[Element position data]

◇ ◇ ◇ ◇ ◇ ◇ ◇

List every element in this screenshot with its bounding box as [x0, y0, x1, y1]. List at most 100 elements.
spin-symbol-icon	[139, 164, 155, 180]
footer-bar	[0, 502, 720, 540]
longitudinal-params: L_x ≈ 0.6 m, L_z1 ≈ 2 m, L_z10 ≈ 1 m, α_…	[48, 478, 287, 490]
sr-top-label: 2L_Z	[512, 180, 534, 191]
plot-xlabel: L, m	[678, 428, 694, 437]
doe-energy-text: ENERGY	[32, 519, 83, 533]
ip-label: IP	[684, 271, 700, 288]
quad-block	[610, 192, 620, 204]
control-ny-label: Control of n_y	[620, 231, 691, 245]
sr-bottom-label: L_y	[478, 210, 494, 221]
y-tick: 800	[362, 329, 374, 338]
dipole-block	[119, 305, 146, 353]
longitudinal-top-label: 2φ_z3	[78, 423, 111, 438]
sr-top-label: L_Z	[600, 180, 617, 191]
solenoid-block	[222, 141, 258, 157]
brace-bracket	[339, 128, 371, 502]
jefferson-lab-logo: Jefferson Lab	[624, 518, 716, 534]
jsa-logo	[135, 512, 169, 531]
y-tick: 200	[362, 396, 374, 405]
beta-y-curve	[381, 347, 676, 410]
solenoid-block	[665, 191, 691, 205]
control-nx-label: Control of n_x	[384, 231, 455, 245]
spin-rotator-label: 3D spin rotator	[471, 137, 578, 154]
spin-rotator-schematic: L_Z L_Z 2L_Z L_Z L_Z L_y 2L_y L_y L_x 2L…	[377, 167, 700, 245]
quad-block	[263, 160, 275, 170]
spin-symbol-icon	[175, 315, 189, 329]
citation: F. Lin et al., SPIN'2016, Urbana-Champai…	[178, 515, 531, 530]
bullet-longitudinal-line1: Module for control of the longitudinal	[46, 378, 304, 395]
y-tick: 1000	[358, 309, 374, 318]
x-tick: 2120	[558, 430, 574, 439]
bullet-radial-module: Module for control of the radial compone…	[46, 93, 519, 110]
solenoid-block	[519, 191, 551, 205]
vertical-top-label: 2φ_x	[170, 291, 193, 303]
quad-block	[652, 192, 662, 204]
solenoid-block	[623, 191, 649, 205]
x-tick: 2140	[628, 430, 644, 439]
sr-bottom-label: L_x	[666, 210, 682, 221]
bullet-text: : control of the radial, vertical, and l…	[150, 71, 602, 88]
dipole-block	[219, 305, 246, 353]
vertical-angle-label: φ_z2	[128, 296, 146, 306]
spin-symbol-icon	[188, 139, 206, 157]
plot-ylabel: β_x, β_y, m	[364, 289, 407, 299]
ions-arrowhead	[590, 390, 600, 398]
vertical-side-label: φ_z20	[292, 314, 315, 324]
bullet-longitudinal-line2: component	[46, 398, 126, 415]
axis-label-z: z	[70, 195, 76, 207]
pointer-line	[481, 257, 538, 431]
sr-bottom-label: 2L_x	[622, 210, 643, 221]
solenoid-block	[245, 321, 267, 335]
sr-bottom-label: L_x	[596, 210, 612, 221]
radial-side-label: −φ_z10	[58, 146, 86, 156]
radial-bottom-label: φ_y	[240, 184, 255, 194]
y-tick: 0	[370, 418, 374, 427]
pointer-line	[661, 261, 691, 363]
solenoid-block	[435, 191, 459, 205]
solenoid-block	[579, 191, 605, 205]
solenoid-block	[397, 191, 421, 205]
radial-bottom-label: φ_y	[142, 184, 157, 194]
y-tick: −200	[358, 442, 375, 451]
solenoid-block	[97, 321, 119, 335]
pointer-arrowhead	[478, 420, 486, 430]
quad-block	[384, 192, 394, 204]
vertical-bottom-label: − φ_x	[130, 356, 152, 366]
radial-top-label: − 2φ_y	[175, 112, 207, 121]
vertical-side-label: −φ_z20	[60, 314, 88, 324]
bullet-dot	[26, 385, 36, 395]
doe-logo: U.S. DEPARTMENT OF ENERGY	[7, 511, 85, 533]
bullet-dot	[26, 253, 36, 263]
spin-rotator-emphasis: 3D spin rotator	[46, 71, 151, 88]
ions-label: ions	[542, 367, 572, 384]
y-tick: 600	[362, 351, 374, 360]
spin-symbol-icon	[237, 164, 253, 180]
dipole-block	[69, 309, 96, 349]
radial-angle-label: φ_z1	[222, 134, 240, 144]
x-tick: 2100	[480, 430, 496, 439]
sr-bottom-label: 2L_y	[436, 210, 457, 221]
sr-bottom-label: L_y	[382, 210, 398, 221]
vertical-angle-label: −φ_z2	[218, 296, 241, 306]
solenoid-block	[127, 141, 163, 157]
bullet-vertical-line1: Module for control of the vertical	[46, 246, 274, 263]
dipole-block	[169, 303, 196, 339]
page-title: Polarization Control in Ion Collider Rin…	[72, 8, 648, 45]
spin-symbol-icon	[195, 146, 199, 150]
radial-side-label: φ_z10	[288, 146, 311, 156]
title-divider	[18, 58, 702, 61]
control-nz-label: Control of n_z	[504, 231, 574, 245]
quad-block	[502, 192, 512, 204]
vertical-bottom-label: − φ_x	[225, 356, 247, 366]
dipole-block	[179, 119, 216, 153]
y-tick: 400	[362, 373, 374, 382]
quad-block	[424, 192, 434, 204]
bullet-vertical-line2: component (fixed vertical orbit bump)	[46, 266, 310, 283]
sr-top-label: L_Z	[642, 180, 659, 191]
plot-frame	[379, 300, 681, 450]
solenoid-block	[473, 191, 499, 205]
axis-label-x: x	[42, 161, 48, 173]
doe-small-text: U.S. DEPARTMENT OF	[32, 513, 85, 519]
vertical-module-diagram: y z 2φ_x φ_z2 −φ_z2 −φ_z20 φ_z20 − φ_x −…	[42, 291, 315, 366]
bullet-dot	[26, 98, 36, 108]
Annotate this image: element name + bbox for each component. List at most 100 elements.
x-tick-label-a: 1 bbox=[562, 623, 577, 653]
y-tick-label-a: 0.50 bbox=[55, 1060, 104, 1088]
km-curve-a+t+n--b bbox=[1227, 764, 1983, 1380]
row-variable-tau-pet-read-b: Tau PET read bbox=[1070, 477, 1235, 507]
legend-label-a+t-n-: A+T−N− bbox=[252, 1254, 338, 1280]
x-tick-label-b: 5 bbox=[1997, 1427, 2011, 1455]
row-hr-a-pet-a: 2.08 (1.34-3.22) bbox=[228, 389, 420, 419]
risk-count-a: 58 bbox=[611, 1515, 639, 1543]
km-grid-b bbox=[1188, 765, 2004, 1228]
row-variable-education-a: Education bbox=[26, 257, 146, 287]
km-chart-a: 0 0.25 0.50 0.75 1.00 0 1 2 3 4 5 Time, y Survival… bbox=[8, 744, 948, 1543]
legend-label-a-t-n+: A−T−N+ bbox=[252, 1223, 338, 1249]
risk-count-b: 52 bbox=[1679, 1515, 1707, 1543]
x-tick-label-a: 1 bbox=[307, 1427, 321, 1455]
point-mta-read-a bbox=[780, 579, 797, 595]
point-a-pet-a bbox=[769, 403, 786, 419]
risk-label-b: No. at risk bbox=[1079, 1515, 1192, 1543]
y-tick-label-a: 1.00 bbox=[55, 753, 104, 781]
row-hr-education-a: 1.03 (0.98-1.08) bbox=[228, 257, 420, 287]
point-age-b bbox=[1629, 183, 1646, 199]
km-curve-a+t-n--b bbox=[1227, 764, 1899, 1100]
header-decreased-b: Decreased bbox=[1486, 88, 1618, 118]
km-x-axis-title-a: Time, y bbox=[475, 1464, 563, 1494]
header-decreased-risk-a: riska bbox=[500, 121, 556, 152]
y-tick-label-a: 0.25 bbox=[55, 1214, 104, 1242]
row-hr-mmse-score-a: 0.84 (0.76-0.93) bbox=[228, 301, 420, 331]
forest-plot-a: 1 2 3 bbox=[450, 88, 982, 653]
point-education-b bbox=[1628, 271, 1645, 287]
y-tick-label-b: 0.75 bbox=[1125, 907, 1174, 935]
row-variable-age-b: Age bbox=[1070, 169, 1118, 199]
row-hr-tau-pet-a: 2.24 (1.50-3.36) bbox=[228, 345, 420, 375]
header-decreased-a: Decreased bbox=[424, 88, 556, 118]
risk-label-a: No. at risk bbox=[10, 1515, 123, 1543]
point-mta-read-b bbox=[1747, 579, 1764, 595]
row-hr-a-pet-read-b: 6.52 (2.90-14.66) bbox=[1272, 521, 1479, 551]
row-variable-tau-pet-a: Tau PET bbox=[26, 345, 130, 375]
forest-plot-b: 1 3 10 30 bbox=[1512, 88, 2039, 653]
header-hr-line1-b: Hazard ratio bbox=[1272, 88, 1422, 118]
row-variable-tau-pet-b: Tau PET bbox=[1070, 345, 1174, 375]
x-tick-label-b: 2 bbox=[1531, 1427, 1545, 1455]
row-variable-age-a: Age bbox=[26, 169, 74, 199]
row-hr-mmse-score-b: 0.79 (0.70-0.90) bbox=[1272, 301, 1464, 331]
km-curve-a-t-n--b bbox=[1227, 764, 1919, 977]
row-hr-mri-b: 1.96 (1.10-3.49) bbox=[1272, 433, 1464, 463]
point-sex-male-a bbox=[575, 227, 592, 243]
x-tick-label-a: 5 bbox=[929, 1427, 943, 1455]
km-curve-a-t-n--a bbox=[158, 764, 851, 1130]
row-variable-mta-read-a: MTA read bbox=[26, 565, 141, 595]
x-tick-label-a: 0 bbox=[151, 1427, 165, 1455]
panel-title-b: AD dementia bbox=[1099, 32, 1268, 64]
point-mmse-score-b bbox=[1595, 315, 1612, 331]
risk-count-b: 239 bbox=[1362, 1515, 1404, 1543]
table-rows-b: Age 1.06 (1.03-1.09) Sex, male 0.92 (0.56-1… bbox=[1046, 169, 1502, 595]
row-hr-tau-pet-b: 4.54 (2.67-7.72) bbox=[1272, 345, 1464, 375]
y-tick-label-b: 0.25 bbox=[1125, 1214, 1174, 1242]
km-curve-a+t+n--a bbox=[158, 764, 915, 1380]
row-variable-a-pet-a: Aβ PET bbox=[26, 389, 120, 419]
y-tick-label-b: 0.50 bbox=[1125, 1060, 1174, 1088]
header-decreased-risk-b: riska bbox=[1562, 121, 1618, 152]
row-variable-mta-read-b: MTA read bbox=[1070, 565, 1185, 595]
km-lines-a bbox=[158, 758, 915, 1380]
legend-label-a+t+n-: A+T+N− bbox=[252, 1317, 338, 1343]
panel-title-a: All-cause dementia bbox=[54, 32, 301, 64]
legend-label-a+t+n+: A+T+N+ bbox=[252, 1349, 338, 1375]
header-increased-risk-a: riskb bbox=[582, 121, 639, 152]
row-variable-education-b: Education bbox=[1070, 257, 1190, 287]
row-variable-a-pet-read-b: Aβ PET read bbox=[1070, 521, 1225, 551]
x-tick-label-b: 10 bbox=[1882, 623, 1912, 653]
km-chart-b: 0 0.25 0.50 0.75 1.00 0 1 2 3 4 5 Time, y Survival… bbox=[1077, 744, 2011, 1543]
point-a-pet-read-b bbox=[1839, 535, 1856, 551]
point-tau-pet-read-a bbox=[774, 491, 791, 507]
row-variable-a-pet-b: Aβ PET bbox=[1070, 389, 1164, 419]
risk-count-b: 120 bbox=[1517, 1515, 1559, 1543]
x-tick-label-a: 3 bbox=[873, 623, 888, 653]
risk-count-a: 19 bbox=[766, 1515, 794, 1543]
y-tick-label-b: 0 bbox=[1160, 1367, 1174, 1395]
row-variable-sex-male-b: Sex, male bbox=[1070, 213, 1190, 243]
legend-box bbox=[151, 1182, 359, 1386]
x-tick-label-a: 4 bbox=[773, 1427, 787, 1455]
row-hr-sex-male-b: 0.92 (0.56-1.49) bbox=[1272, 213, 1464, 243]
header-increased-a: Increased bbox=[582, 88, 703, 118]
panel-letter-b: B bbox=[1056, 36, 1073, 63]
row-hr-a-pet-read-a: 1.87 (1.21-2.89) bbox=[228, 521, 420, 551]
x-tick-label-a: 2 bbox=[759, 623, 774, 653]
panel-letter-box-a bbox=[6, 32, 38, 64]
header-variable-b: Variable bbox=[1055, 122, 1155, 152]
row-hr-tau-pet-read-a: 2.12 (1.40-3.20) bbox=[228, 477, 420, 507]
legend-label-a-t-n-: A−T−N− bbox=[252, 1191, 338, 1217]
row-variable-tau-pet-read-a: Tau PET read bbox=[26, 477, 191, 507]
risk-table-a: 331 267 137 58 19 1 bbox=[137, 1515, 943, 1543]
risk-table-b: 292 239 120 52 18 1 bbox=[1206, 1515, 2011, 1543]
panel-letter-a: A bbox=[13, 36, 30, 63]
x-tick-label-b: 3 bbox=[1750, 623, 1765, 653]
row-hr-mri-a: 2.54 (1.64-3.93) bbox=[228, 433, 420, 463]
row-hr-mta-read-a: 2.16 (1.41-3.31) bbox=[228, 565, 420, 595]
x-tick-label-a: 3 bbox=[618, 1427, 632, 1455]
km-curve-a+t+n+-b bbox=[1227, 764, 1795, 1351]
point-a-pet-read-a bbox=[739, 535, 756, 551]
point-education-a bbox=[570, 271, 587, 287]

◇ ◇ ◇ ◇ ◇ ◇ ◇

What to do » Echo the records from the start through the line containing "428, 694, 437]", including both ends.

Full output »
List every element in this screenshot with its bounding box as [x0, y0, x1, y1]. List at most 100 elements.
spin-symbol-icon	[139, 164, 155, 180]
footer-bar	[0, 502, 720, 540]
longitudinal-params: L_x ≈ 0.6 m, L_z1 ≈ 2 m, L_z10 ≈ 1 m, α_…	[48, 478, 287, 490]
sr-top-label: 2L_Z	[512, 180, 534, 191]
plot-xlabel: L, m	[678, 428, 694, 437]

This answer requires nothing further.